> **EXERCISE DETAILS**:
Copy out the entries below word for word, starting at the line containing "footer-divider — [61, 582, 407, 583]" and ending with the line containing "page-1[interactable]: LibreOffice The", both included.

Stored records:
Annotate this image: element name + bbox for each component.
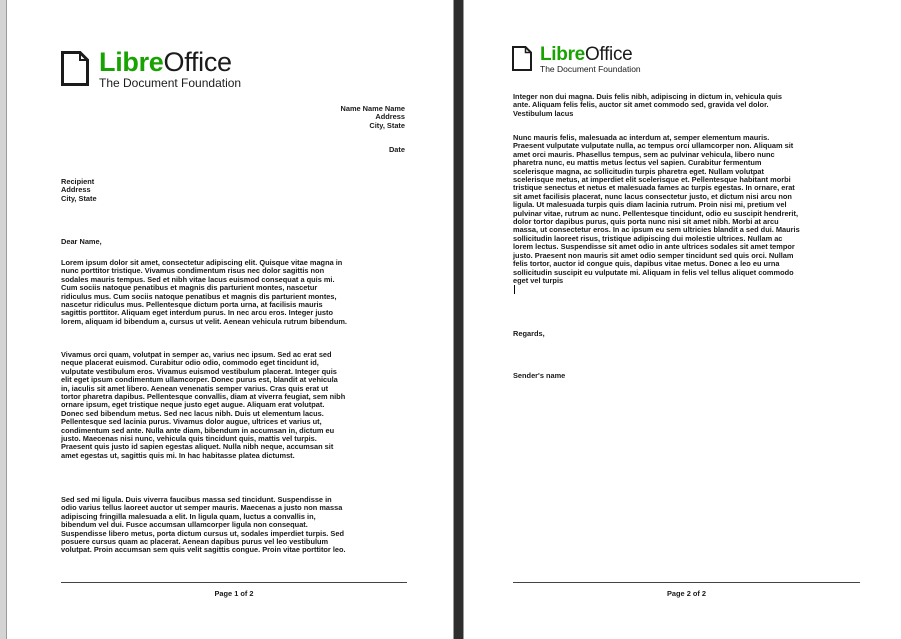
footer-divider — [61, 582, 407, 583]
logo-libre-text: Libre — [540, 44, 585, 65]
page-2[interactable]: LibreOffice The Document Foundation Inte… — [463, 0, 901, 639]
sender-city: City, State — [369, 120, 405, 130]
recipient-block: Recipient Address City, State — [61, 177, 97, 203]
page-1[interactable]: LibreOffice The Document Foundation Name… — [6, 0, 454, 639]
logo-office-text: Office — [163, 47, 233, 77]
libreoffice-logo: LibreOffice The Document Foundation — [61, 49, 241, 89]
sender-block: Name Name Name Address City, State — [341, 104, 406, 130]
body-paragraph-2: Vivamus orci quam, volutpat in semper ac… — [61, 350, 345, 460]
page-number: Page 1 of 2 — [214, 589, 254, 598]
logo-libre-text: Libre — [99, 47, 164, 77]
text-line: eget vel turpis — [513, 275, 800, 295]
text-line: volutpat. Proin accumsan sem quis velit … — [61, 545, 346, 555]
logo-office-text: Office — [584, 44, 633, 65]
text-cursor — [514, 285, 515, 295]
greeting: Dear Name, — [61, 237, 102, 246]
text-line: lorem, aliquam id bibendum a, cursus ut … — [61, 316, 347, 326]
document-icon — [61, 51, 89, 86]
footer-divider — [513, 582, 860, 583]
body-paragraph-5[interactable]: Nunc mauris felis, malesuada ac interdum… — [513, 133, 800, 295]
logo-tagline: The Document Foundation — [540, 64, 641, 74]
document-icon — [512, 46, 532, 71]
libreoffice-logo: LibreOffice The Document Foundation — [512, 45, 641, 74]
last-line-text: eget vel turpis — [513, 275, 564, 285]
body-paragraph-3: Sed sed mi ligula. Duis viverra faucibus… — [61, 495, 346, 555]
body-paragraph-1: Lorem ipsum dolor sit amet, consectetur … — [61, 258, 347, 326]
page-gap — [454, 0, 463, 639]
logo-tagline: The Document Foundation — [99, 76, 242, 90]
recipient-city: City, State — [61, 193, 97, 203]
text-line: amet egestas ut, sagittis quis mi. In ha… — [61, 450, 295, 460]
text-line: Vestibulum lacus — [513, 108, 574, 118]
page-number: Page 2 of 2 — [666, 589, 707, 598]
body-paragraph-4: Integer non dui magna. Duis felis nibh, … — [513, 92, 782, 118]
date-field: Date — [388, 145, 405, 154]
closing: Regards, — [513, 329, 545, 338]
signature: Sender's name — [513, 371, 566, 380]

==

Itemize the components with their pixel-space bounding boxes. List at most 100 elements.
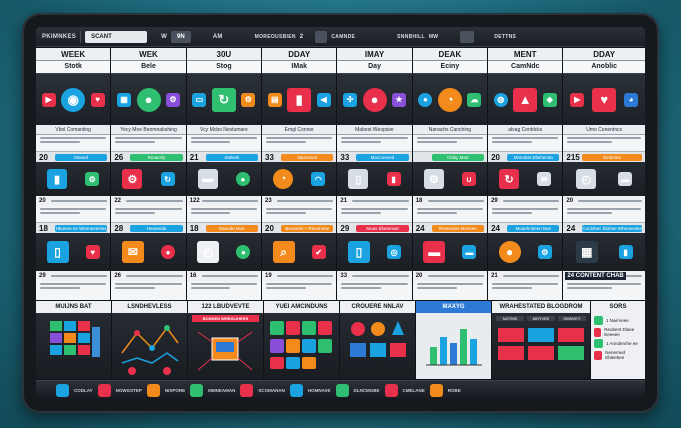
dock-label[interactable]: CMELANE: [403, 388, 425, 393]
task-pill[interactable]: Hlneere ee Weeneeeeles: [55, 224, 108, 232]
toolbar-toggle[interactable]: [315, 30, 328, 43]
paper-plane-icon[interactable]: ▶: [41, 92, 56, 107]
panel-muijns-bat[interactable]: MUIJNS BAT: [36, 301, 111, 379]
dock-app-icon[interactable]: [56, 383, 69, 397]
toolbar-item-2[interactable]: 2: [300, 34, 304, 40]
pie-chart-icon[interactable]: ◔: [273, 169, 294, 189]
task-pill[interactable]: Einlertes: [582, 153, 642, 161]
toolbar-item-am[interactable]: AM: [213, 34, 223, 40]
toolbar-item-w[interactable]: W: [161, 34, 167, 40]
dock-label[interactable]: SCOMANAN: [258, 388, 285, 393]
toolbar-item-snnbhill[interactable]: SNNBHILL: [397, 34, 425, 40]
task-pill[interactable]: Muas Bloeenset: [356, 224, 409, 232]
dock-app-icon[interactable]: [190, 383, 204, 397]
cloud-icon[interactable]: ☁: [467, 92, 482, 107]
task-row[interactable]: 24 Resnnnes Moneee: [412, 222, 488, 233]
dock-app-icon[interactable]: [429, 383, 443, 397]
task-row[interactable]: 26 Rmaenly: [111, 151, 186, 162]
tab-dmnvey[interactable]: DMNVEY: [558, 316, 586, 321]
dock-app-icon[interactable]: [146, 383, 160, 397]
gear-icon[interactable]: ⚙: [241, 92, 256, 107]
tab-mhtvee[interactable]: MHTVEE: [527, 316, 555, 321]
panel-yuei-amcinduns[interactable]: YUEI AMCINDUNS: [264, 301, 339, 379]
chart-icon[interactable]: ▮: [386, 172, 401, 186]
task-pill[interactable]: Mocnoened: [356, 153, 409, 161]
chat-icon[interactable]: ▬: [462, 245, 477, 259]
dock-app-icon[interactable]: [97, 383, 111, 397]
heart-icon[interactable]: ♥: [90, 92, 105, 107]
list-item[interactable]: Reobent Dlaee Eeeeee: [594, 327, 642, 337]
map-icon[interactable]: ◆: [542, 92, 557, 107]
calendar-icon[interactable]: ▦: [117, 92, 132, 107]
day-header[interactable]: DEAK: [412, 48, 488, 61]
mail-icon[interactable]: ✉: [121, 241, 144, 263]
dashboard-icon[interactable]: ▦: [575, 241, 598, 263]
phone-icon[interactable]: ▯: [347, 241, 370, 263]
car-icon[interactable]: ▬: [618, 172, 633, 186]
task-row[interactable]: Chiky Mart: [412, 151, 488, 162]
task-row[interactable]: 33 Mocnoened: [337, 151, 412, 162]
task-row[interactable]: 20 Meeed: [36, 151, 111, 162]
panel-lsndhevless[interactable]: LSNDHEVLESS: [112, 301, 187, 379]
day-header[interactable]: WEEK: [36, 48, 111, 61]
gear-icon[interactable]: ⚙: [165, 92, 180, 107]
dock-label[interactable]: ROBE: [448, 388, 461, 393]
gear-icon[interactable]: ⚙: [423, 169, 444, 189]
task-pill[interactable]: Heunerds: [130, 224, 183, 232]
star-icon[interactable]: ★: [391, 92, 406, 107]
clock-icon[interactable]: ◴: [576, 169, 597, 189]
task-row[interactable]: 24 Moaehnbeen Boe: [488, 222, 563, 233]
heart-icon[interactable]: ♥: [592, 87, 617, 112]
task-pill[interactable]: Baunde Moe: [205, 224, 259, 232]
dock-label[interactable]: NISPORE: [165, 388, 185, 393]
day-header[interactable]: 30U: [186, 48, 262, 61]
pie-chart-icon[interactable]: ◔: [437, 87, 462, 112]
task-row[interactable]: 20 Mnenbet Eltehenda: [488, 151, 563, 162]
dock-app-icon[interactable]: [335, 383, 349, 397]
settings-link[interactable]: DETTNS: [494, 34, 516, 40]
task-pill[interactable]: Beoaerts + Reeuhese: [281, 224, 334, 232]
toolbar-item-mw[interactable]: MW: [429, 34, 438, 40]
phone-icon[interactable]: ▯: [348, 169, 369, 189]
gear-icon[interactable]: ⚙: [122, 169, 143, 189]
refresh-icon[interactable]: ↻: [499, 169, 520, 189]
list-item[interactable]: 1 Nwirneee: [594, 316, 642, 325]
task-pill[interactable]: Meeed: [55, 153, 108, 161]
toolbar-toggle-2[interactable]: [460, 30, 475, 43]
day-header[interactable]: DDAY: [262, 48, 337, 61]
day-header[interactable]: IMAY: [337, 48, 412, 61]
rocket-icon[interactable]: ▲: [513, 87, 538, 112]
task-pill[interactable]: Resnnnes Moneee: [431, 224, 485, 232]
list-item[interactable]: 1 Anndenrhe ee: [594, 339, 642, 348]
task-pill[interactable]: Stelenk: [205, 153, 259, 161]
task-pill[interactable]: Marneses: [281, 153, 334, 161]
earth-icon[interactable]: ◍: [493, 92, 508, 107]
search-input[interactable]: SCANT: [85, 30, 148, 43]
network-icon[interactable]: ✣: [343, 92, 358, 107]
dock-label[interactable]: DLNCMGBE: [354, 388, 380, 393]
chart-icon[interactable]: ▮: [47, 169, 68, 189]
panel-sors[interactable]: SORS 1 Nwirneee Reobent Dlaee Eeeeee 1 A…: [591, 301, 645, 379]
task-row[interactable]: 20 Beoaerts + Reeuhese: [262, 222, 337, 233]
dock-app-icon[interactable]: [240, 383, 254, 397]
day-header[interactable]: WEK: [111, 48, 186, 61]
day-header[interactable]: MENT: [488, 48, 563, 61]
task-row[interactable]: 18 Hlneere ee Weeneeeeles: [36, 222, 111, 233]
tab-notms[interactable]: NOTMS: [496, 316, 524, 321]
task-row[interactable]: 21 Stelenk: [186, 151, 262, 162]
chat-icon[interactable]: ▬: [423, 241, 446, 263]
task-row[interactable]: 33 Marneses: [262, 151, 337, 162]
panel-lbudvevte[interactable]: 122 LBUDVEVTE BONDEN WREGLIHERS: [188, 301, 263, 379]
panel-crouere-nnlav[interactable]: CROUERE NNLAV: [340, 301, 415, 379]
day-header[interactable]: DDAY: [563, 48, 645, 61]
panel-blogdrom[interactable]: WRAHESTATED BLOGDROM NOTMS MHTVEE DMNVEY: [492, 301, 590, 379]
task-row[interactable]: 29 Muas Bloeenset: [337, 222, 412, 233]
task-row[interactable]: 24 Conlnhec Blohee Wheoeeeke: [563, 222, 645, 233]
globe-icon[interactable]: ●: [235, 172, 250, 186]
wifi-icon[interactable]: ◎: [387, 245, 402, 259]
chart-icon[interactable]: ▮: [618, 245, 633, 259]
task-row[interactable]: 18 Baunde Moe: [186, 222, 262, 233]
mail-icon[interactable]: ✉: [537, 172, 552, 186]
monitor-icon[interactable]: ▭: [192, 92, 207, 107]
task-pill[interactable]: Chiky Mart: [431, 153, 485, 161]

> **TASK OUTPUT**:
footer-divider — [61, 582, 407, 583]
logo-libre-text: Libre — [540, 44, 585, 65]
page-2[interactable]: LibreOffice The Document Foundation Inte… — [463, 0, 901, 639]
sender-city: City, State — [369, 120, 405, 130]
recipient-block: Recipient Address City, State — [61, 177, 97, 203]
page-1[interactable]: LibreOffice The Document Foundation Name… — [6, 0, 454, 639]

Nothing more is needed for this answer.